* **Short task**: Look through the records below and give the number of lines holding the string "沐浴场所", nothing more.

* **Supplied information**:
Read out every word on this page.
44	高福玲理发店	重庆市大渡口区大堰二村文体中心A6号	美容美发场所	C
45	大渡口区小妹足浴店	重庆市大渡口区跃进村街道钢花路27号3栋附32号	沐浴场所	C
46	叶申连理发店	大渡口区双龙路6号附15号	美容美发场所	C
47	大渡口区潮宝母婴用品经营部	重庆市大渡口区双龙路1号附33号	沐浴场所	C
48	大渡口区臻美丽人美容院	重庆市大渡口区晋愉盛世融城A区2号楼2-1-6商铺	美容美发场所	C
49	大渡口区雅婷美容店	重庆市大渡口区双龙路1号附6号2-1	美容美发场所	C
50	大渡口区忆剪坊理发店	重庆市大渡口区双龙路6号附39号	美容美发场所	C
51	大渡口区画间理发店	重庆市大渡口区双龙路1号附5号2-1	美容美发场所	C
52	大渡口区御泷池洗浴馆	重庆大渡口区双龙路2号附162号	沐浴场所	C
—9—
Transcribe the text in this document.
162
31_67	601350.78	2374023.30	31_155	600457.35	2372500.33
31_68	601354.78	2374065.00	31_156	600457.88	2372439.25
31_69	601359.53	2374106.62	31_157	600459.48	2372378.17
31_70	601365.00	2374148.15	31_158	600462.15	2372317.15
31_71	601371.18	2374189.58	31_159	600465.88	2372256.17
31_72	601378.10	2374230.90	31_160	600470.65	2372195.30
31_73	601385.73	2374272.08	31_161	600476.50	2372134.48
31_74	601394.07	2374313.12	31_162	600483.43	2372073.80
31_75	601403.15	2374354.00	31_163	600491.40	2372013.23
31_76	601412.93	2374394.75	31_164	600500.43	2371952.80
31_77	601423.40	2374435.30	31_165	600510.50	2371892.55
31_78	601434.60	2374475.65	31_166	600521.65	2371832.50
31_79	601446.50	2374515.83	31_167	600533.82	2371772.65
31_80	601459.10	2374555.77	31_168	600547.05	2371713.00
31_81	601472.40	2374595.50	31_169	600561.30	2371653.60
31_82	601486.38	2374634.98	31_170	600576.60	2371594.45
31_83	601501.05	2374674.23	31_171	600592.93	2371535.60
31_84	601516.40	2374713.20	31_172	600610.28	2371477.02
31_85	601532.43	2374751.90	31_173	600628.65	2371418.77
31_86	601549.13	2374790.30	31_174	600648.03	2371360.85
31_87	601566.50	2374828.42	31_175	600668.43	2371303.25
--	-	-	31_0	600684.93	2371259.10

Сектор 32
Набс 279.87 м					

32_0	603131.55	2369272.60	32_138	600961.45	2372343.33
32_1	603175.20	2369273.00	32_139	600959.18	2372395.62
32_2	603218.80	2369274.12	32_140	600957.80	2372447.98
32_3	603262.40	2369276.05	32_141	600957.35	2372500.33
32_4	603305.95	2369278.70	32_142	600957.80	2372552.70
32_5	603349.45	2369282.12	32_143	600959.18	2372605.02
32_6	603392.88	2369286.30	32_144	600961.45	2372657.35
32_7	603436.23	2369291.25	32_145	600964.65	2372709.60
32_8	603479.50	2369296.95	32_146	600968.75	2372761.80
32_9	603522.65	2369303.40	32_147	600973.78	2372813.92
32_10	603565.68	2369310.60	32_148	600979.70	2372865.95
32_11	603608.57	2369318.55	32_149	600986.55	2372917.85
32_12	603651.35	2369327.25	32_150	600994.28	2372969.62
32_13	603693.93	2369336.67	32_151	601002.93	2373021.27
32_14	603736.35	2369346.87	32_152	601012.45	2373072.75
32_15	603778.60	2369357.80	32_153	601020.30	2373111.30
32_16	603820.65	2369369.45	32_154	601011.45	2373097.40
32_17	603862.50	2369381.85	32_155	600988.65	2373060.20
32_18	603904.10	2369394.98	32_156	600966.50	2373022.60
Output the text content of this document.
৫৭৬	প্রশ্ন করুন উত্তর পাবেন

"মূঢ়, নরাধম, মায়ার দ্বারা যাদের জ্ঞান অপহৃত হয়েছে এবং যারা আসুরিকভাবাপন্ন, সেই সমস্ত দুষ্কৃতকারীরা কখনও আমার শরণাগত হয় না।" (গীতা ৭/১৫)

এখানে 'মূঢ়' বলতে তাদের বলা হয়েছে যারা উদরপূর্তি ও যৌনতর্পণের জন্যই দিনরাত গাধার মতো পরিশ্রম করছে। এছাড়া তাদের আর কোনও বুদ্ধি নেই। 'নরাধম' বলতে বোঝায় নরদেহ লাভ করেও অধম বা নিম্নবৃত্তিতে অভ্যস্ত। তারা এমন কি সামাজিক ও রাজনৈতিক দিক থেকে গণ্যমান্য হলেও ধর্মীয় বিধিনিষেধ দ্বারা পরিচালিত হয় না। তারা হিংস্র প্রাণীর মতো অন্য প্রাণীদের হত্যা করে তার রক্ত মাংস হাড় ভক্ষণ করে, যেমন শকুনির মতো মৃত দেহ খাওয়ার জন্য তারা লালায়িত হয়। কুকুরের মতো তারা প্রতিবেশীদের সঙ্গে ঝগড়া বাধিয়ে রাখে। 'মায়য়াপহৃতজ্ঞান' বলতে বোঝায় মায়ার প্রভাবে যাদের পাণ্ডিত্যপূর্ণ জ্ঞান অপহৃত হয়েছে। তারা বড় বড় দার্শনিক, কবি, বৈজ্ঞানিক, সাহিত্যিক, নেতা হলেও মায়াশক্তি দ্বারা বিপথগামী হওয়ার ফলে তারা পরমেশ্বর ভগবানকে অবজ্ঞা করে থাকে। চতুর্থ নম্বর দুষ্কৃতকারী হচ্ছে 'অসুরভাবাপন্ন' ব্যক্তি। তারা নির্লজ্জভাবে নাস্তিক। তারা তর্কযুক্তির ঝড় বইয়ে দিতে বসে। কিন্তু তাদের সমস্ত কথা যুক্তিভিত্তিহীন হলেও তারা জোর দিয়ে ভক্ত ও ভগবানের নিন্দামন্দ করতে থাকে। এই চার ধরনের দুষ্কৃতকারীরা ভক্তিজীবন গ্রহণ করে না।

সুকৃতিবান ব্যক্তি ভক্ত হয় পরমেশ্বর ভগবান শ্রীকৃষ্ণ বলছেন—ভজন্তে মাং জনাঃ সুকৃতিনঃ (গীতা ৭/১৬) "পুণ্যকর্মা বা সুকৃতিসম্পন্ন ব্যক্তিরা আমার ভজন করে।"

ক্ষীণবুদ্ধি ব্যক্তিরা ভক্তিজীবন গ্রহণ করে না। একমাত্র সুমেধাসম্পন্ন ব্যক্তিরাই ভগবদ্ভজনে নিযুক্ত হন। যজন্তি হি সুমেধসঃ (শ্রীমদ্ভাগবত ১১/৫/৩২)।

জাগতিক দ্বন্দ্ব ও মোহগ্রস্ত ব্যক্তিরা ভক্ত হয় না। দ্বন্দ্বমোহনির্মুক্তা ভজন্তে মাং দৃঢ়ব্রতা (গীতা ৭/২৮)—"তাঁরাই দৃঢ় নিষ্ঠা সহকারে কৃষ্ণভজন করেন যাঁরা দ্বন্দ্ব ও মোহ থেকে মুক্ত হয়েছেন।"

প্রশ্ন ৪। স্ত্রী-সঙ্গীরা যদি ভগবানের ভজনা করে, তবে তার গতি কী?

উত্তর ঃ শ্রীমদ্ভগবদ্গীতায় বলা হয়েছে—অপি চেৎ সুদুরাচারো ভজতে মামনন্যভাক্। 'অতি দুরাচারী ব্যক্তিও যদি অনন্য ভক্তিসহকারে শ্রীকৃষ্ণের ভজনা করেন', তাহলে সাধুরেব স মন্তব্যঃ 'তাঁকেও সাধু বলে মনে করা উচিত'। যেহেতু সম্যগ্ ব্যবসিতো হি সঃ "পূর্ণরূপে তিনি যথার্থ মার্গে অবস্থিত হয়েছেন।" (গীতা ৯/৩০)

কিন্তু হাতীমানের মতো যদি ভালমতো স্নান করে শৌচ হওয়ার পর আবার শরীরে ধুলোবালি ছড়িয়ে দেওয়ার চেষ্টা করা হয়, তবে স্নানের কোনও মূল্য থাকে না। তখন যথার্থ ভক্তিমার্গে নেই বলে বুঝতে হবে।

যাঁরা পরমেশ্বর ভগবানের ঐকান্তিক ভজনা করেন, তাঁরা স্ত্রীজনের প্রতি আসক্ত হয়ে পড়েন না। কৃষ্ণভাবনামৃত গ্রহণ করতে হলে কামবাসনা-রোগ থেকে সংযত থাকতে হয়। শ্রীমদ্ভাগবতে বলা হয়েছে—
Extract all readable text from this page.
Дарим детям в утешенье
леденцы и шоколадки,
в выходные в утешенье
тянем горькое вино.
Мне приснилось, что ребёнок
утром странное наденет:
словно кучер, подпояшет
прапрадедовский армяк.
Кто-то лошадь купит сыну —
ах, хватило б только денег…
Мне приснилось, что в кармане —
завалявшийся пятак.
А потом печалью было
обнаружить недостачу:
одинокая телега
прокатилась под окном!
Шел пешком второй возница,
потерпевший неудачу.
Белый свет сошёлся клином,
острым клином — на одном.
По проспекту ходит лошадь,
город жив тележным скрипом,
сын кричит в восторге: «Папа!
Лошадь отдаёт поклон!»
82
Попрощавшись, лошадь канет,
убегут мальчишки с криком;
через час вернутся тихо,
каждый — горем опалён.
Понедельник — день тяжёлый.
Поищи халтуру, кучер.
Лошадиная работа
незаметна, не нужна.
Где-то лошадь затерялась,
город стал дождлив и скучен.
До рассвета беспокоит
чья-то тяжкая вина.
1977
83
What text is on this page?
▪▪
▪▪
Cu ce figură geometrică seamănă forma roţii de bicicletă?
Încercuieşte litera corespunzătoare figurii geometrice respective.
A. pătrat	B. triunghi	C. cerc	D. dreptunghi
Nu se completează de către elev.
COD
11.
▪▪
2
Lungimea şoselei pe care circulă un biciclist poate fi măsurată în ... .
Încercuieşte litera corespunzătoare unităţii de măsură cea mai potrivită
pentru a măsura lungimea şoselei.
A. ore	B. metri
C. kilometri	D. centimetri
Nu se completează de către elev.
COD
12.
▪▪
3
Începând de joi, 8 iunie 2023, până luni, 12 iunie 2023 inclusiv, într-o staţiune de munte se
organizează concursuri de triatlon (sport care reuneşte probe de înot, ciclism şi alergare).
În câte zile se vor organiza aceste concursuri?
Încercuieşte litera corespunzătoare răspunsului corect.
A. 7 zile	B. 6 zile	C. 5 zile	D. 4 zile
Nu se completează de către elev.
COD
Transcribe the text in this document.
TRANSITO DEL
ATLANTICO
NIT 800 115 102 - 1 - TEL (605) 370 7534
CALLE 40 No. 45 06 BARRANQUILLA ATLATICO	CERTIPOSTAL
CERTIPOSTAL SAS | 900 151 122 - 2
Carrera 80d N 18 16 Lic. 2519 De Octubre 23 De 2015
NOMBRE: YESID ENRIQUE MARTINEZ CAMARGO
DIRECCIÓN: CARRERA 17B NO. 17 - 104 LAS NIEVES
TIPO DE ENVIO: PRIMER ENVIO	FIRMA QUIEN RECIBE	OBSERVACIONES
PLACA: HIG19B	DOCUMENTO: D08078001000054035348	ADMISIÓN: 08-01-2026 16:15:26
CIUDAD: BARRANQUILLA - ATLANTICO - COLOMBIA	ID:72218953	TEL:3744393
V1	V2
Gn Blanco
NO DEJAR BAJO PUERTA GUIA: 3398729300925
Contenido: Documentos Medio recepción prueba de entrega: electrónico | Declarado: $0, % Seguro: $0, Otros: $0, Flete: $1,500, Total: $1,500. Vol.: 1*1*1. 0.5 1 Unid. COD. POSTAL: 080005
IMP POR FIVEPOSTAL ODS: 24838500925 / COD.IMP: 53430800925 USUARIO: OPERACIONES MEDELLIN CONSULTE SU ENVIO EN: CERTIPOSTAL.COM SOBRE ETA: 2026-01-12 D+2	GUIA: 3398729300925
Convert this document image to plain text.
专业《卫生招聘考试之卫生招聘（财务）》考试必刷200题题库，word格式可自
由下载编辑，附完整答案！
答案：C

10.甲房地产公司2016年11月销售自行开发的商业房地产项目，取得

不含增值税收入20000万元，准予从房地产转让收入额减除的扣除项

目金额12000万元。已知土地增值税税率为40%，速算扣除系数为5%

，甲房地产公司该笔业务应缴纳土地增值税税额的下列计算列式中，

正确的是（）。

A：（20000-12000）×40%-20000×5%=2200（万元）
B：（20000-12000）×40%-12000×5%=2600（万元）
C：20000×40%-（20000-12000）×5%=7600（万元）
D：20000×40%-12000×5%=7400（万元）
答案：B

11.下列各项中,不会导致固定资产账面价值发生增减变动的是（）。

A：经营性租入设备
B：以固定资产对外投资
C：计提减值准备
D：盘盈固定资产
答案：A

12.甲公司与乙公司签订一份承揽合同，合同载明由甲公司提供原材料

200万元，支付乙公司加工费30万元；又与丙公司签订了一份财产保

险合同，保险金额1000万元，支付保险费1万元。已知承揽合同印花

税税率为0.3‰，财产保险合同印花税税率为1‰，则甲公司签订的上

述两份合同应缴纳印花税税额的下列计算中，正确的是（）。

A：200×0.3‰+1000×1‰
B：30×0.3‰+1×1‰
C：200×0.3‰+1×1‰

* **Exercise response**: 3